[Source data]
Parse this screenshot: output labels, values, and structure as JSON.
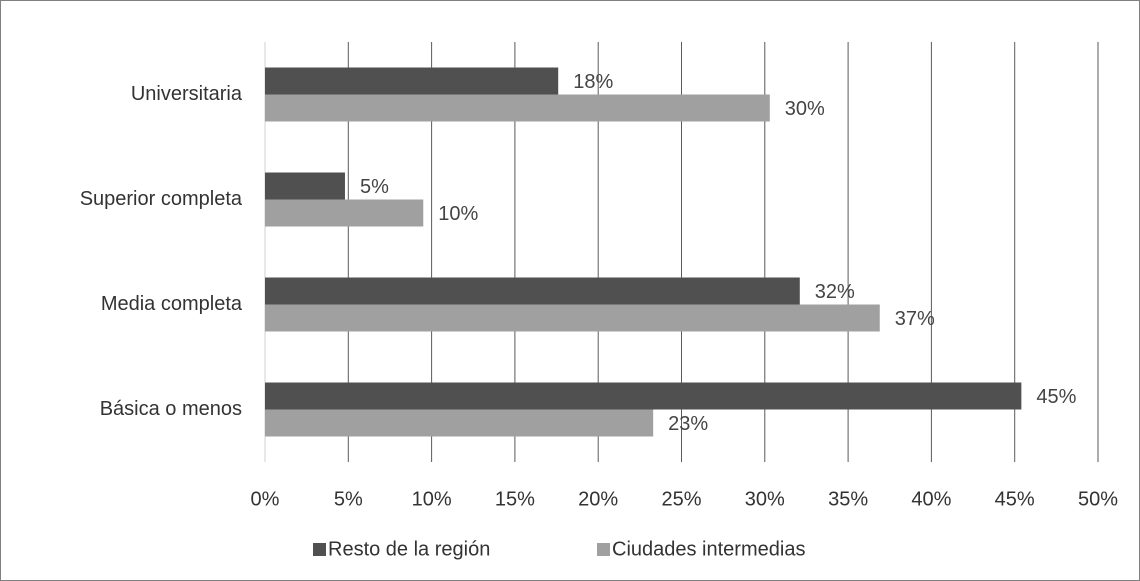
{
  "chart_data": {
    "type": "hbar",
    "categories": [
      "Universitaria",
      "Superior completa",
      "Media completa",
      "Básica o menos"
    ],
    "series": [
      {
        "name": "Resto de la región",
        "color": "#505050",
        "values": [
          17.6,
          4.8,
          32.1,
          45.4
        ],
        "value_labels": [
          "18%",
          "5%",
          "32%",
          "45%"
        ]
      },
      {
        "name": "Ciudades intermedias",
        "color": "#a0a0a0",
        "values": [
          30.3,
          9.5,
          36.9,
          23.3
        ],
        "value_labels": [
          "30%",
          "10%",
          "37%",
          "23%"
        ]
      }
    ],
    "xlim": [
      0,
      50
    ],
    "xticks": [
      {
        "value": 0,
        "label": "0%"
      },
      {
        "value": 5,
        "label": "5%"
      },
      {
        "value": 10,
        "label": "10%"
      },
      {
        "value": 15,
        "label": "15%"
      },
      {
        "value": 20,
        "label": "20%"
      },
      {
        "value": 25,
        "label": "25%"
      },
      {
        "value": 30,
        "label": "30%"
      },
      {
        "value": 35,
        "label": "35%"
      },
      {
        "value": 40,
        "label": "40%"
      },
      {
        "value": 45,
        "label": "45%"
      },
      {
        "value": 50,
        "label": "50%"
      }
    ],
    "grid": true,
    "legend": "bottom"
  }
}
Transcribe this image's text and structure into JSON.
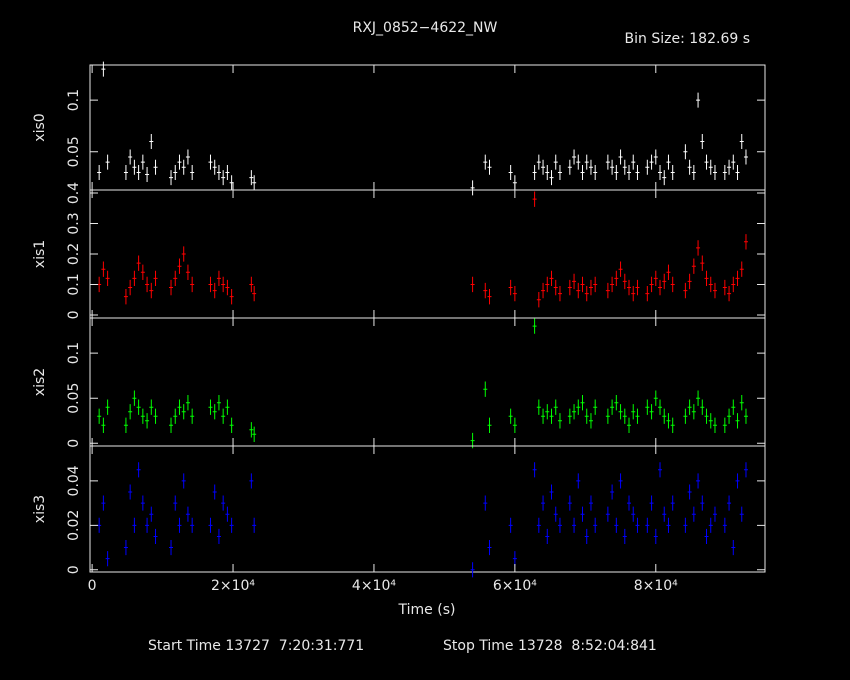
{
  "chart_data": {
    "type": "errorbar",
    "title": "RXJ_0852−4622_NW",
    "subtitle": "Bin Size: 182.69 s",
    "xlabel": "Time (s)",
    "footer": [
      "Start Time 13727  7:20:31:771",
      "Stop Time 13728  8:52:04:841"
    ],
    "xlim": [
      -300,
      95500
    ],
    "xticks": [
      0,
      {
        "value": 20000,
        "label": "2×10⁴"
      },
      {
        "value": 40000,
        "label": "4×10⁴"
      },
      {
        "value": 60000,
        "label": "6×10⁴"
      },
      {
        "value": 80000,
        "label": "8×10⁴"
      }
    ],
    "x": [
      1000,
      1600,
      2200,
      4800,
      5400,
      6000,
      6600,
      7200,
      7800,
      8400,
      9000,
      11200,
      11800,
      12400,
      13000,
      13600,
      14200,
      16800,
      17400,
      18000,
      18600,
      19200,
      19800,
      22600,
      23000,
      54000,
      55800,
      56400,
      59400,
      60000,
      62800,
      63400,
      64000,
      64600,
      65200,
      65800,
      66400,
      67800,
      68400,
      69000,
      69600,
      70200,
      70800,
      71400,
      73200,
      73800,
      74400,
      75000,
      75600,
      76200,
      76800,
      77400,
      78800,
      79400,
      80000,
      80600,
      81200,
      81800,
      82400,
      84200,
      84800,
      85400,
      86000,
      86600,
      87200,
      87800,
      88400,
      89800,
      90400,
      91000,
      91600,
      92200,
      92800
    ],
    "series": [
      {
        "name": "xis0",
        "color": "#ffffff",
        "ylim": [
          0.013,
          0.134
        ],
        "yticks": [
          0.05,
          0.1
        ],
        "values": [
          0.03,
          0.13,
          0.04,
          0.03,
          0.045,
          0.035,
          0.03,
          0.04,
          0.028,
          0.06,
          0.035,
          0.025,
          0.03,
          0.04,
          0.035,
          0.045,
          0.03,
          0.04,
          0.035,
          0.03,
          0.025,
          0.03,
          0.02,
          0.025,
          0.02,
          0.015,
          0.04,
          0.035,
          0.03,
          0.02,
          0.03,
          0.04,
          0.035,
          0.03,
          0.025,
          0.04,
          0.03,
          0.035,
          0.045,
          0.04,
          0.03,
          0.04,
          0.035,
          0.03,
          0.04,
          0.035,
          0.03,
          0.045,
          0.035,
          0.03,
          0.04,
          0.03,
          0.035,
          0.04,
          0.045,
          0.03,
          0.025,
          0.04,
          0.03,
          0.05,
          0.035,
          0.03,
          0.1,
          0.06,
          0.04,
          0.035,
          0.03,
          0.03,
          0.035,
          0.04,
          0.03,
          0.06,
          0.045
        ]
      },
      {
        "name": "xis1",
        "color": "#ff0000",
        "ylim": [
          -0.01,
          0.41
        ],
        "yticks": [
          0,
          0.1,
          0.2,
          0.3,
          0.4
        ],
        "values": [
          0.1,
          0.15,
          0.12,
          0.06,
          0.09,
          0.12,
          0.17,
          0.14,
          0.1,
          0.08,
          0.12,
          0.09,
          0.12,
          0.16,
          0.2,
          0.14,
          0.1,
          0.1,
          0.08,
          0.12,
          0.1,
          0.09,
          0.06,
          0.1,
          0.07,
          0.1,
          0.08,
          0.06,
          0.09,
          0.07,
          0.38,
          0.05,
          0.08,
          0.1,
          0.12,
          0.09,
          0.07,
          0.09,
          0.11,
          0.08,
          0.1,
          0.07,
          0.09,
          0.1,
          0.08,
          0.1,
          0.12,
          0.15,
          0.11,
          0.09,
          0.07,
          0.09,
          0.07,
          0.1,
          0.12,
          0.09,
          0.11,
          0.14,
          0.1,
          0.08,
          0.11,
          0.16,
          0.22,
          0.17,
          0.12,
          0.1,
          0.08,
          0.09,
          0.07,
          0.1,
          0.12,
          0.15,
          0.24
        ]
      },
      {
        "name": "xis2",
        "color": "#00ff00",
        "ylim": [
          -0.003,
          0.139
        ],
        "yticks": [
          0,
          0.05,
          0.1
        ],
        "values": [
          0.03,
          0.02,
          0.04,
          0.02,
          0.035,
          0.05,
          0.04,
          0.03,
          0.025,
          0.04,
          0.03,
          0.02,
          0.03,
          0.04,
          0.035,
          0.045,
          0.03,
          0.04,
          0.035,
          0.045,
          0.03,
          0.04,
          0.02,
          0.015,
          0.01,
          0.003,
          0.06,
          0.02,
          0.03,
          0.02,
          0.13,
          0.04,
          0.03,
          0.035,
          0.03,
          0.04,
          0.025,
          0.03,
          0.035,
          0.04,
          0.045,
          0.03,
          0.025,
          0.04,
          0.03,
          0.04,
          0.045,
          0.035,
          0.03,
          0.02,
          0.035,
          0.03,
          0.04,
          0.035,
          0.05,
          0.04,
          0.03,
          0.025,
          0.02,
          0.03,
          0.04,
          0.035,
          0.05,
          0.04,
          0.03,
          0.025,
          0.02,
          0.02,
          0.03,
          0.04,
          0.025,
          0.045,
          0.03
        ]
      },
      {
        "name": "xis3",
        "color": "#0000ff",
        "ylim": [
          -0.001,
          0.0557
        ],
        "yticks": [
          0,
          0.02,
          0.04
        ],
        "values": [
          0.02,
          0.03,
          0.005,
          0.01,
          0.035,
          0.02,
          0.045,
          0.03,
          0.02,
          0.025,
          0.015,
          0.01,
          0.03,
          0.02,
          0.04,
          0.025,
          0.02,
          0.02,
          0.035,
          0.015,
          0.03,
          0.025,
          0.02,
          0.04,
          0.02,
          0.0,
          0.03,
          0.01,
          0.02,
          0.005,
          0.045,
          0.02,
          0.03,
          0.015,
          0.035,
          0.025,
          0.02,
          0.03,
          0.02,
          0.04,
          0.025,
          0.015,
          0.03,
          0.02,
          0.025,
          0.035,
          0.02,
          0.04,
          0.015,
          0.03,
          0.025,
          0.02,
          0.02,
          0.03,
          0.015,
          0.045,
          0.025,
          0.02,
          0.03,
          0.02,
          0.035,
          0.025,
          0.04,
          0.03,
          0.015,
          0.02,
          0.025,
          0.02,
          0.03,
          0.01,
          0.04,
          0.025,
          0.045
        ]
      }
    ]
  }
}
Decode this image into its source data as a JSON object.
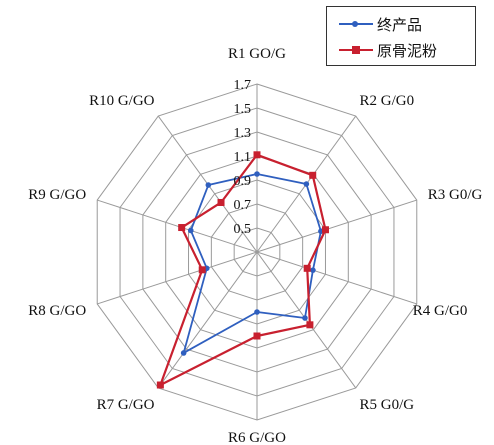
{
  "chart_data": {
    "type": "radar",
    "axes": [
      "R1 GO/G",
      "R2 G/G0",
      "R3 G0/G",
      "R4 G/G0",
      "R5 G0/G",
      "R6 G/GO",
      "R7 G/GO",
      "R8 G/GO",
      "R9 G/GO",
      "R10 G/GO"
    ],
    "r_ticks": [
      "0.5",
      "0.7",
      "0.9",
      "1.1",
      "1.3",
      "1.5",
      "1.7"
    ],
    "rlim": [
      0.3,
      1.7
    ],
    "grid": true,
    "legend_position": "top-right",
    "series": [
      {
        "name": "终产品",
        "color": "#2f5fbf",
        "marker": "circle",
        "values": [
          0.95,
          1.0,
          0.86,
          0.79,
          0.98,
          0.8,
          1.34,
          0.74,
          0.88,
          0.99
        ]
      },
      {
        "name": "原骨泥粉",
        "color": "#c8202f",
        "marker": "square",
        "values": [
          1.11,
          1.09,
          0.9,
          0.74,
          1.05,
          1.0,
          1.67,
          0.78,
          0.96,
          0.81
        ]
      }
    ]
  }
}
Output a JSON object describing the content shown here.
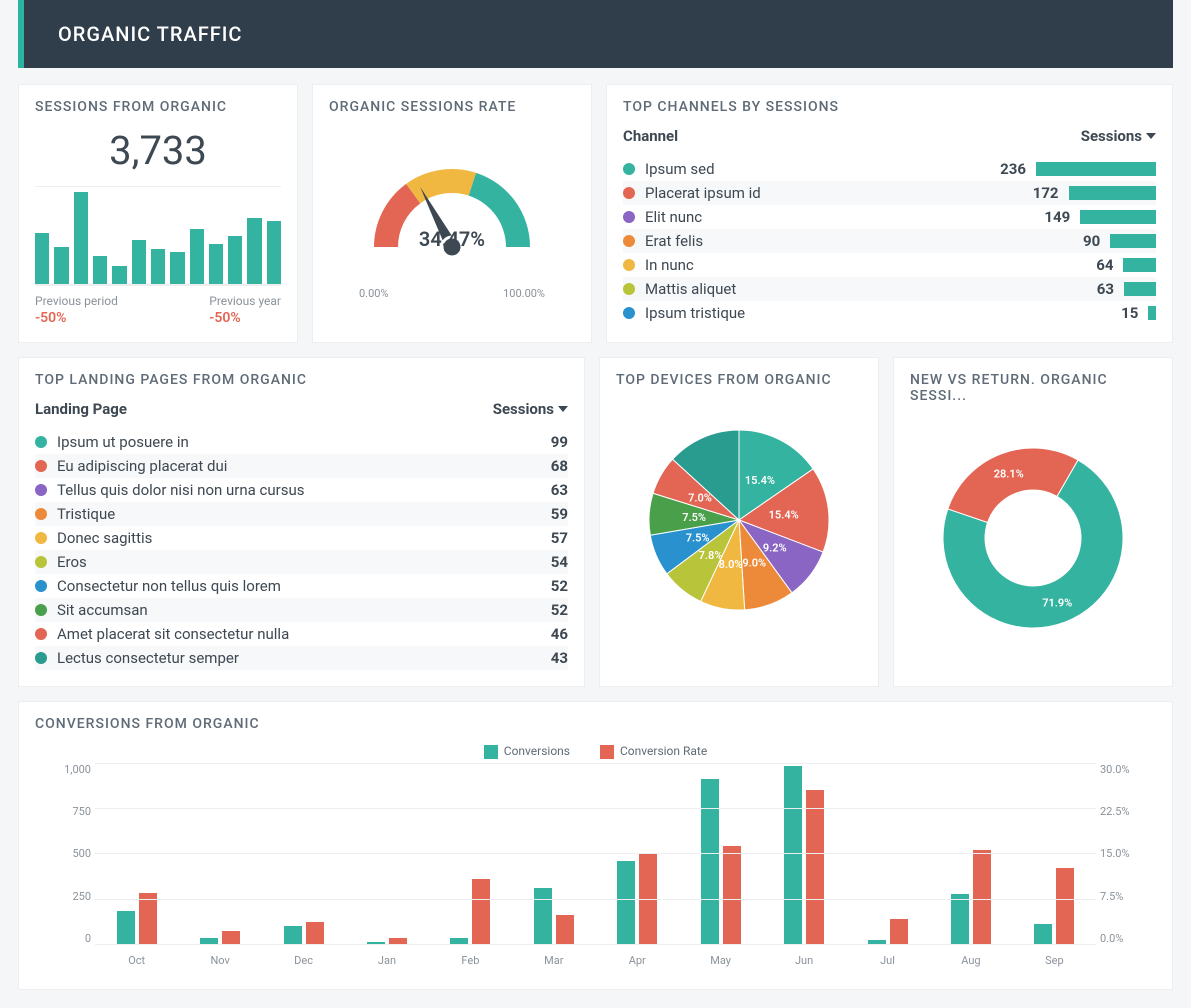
{
  "header": {
    "title": "ORGANIC TRAFFIC"
  },
  "colors": {
    "teal": "#34b3a0",
    "red": "#e36553",
    "yellow": "#f0b840",
    "blue": "#2a91cf",
    "purple": "#8a65c4",
    "orange": "#ec8a3a",
    "lime": "#b8c43a",
    "green": "#4aa04a",
    "teal2": "#2a9b8f",
    "headerBg": "#2f3e4a",
    "accent": "#29b3a0",
    "textMuted": "#8a929a"
  },
  "sessionsFromOrganic": {
    "title": "SESSIONS FROM ORGANIC",
    "value": "3,733",
    "miniBars": [
      55,
      40,
      100,
      30,
      20,
      48,
      38,
      35,
      60,
      44,
      52,
      72,
      68
    ],
    "compare": [
      {
        "label": "Previous period",
        "pct": "-50%"
      },
      {
        "label": "Previous year",
        "pct": "-50%"
      }
    ]
  },
  "organicSessionsRate": {
    "title": "ORGANIC SESSIONS RATE",
    "valueLabel": "34.47%",
    "valuePct": 34.47,
    "minLabel": "0.00%",
    "maxLabel": "100.00%",
    "segments": [
      {
        "color": "#e36553",
        "fromDeg": 180,
        "toDeg": 234
      },
      {
        "color": "#f0b840",
        "fromDeg": 234,
        "toDeg": 288
      },
      {
        "color": "#34b3a0",
        "fromDeg": 288,
        "toDeg": 360
      }
    ],
    "thickness": 24,
    "radius": 78
  },
  "topChannels": {
    "title": "TOP CHANNELS BY SESSIONS",
    "col1": "Channel",
    "col2": "Sessions",
    "maxBarWidth": 120,
    "rows": [
      {
        "label": "Ipsum sed",
        "value": 236,
        "color": "#34b3a0"
      },
      {
        "label": "Placerat ipsum id",
        "value": 172,
        "color": "#e36553"
      },
      {
        "label": "Elit nunc",
        "value": 149,
        "color": "#8a65c4"
      },
      {
        "label": "Erat felis",
        "value": 90,
        "color": "#ec8a3a"
      },
      {
        "label": "In nunc",
        "value": 64,
        "color": "#f0b840"
      },
      {
        "label": "Mattis aliquet",
        "value": 63,
        "color": "#b8c43a"
      },
      {
        "label": "Ipsum tristique",
        "value": 15,
        "color": "#2a91cf"
      }
    ]
  },
  "topLanding": {
    "title": "TOP LANDING PAGES FROM ORGANIC",
    "col1": "Landing Page",
    "col2": "Sessions",
    "rows": [
      {
        "label": "Ipsum ut posuere in",
        "value": 99,
        "color": "#34b3a0"
      },
      {
        "label": "Eu adipiscing placerat dui",
        "value": 68,
        "color": "#e36553"
      },
      {
        "label": "Tellus quis dolor nisi non urna cursus",
        "value": 63,
        "color": "#8a65c4"
      },
      {
        "label": "Tristique",
        "value": 59,
        "color": "#ec8a3a"
      },
      {
        "label": "Donec sagittis",
        "value": 57,
        "color": "#f0b840"
      },
      {
        "label": "Eros",
        "value": 54,
        "color": "#b8c43a"
      },
      {
        "label": "Consectetur non tellus quis lorem",
        "value": 52,
        "color": "#2a91cf"
      },
      {
        "label": "Sit accumsan",
        "value": 52,
        "color": "#4aa04a"
      },
      {
        "label": "Amet placerat sit consectetur nulla",
        "value": 46,
        "color": "#e36553"
      },
      {
        "label": "Lectus consectetur semper",
        "value": 43,
        "color": "#2a9b8f"
      }
    ]
  },
  "topDevices": {
    "title": "TOP DEVICES FROM ORGANIC",
    "radius": 90,
    "slices": [
      {
        "pct": 15.4,
        "label": "15.4%",
        "color": "#34b3a0"
      },
      {
        "pct": 15.4,
        "label": "15.4%",
        "color": "#e36553"
      },
      {
        "pct": 9.2,
        "label": "9.2%",
        "color": "#8a65c4"
      },
      {
        "pct": 9.0,
        "label": "9.0%",
        "color": "#ec8a3a"
      },
      {
        "pct": 8.0,
        "label": "8.0%",
        "color": "#f0b840"
      },
      {
        "pct": 7.8,
        "label": "7.8%",
        "color": "#b8c43a"
      },
      {
        "pct": 7.5,
        "label": "7.5%",
        "color": "#2a91cf"
      },
      {
        "pct": 7.5,
        "label": "7.5%",
        "color": "#4aa04a"
      },
      {
        "pct": 7.0,
        "label": "7.0%",
        "color": "#e36553"
      },
      {
        "pct": 13.2,
        "label": "",
        "color": "#2a9b8f"
      }
    ]
  },
  "newVsReturn": {
    "title": "NEW VS RETURN. ORGANIC SESSI...",
    "innerRadius": 48,
    "outerRadius": 90,
    "slices": [
      {
        "pct": 71.9,
        "label": "71.9%",
        "color": "#34b3a0"
      },
      {
        "pct": 28.1,
        "label": "28.1%",
        "color": "#e36553"
      }
    ]
  },
  "conversions": {
    "title": "CONVERSIONS FROM ORGANIC",
    "legend": [
      {
        "label": "Conversions",
        "color": "#34b3a0"
      },
      {
        "label": "Conversion Rate",
        "color": "#e36553"
      }
    ],
    "yLeft": {
      "max": 1000,
      "ticks": [
        "1,000",
        "750",
        "500",
        "250",
        "0"
      ]
    },
    "yRight": {
      "max": 30,
      "ticks": [
        "30.0%",
        "22.5%",
        "15.0%",
        "7.5%",
        "0.0%"
      ]
    },
    "months": [
      "Oct",
      "Nov",
      "Dec",
      "Jan",
      "Feb",
      "Mar",
      "Apr",
      "May",
      "Jun",
      "Jul",
      "Aug",
      "Sep"
    ],
    "series": [
      {
        "a": 180,
        "b": 280
      },
      {
        "a": 30,
        "b": 70
      },
      {
        "a": 100,
        "b": 120
      },
      {
        "a": 10,
        "b": 35
      },
      {
        "a": 30,
        "b": 360
      },
      {
        "a": 310,
        "b": 160
      },
      {
        "a": 460,
        "b": 500
      },
      {
        "a": 910,
        "b": 540
      },
      {
        "a": 980,
        "b": 850
      },
      {
        "a": 20,
        "b": 135
      },
      {
        "a": 275,
        "b": 520
      },
      {
        "a": 110,
        "b": 420
      }
    ]
  }
}
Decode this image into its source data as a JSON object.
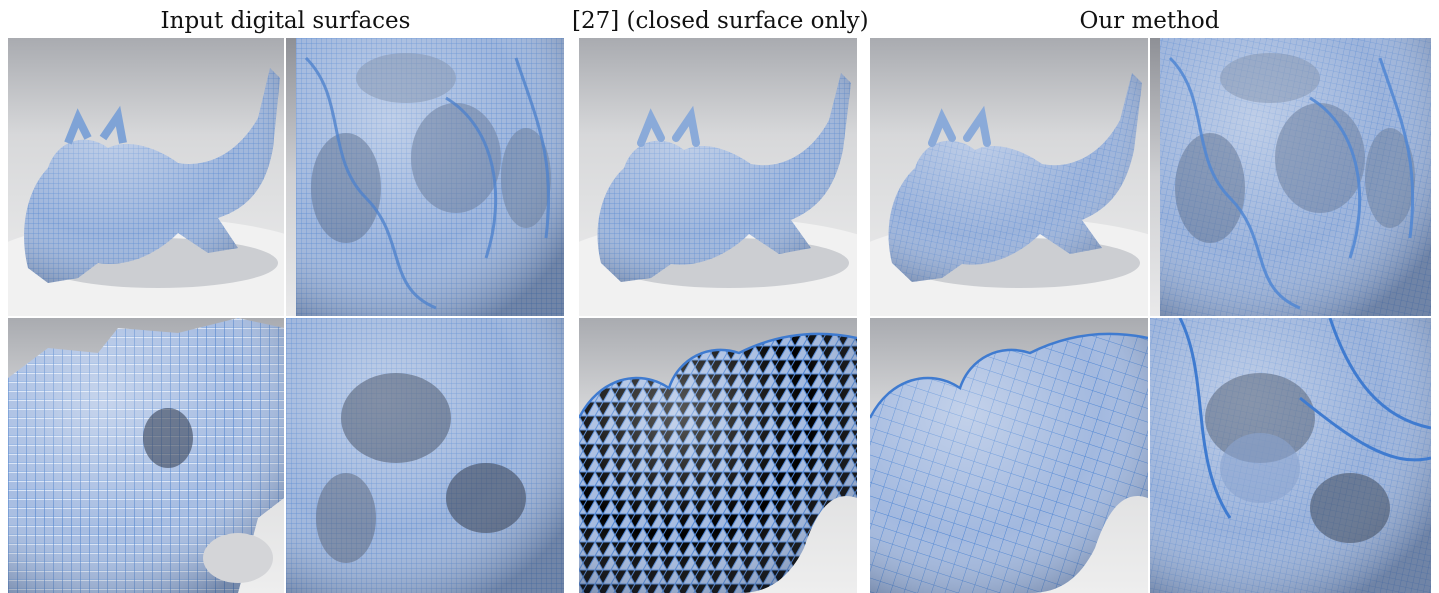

**EXERCISE DIRECTIONS**. Filter the data, keeping only the lines that contain "fromDeg".

**RESULT OF THE TASK**.
        "fromDeg": 180,
        "fromDeg": 234,
        "fromDeg": 288,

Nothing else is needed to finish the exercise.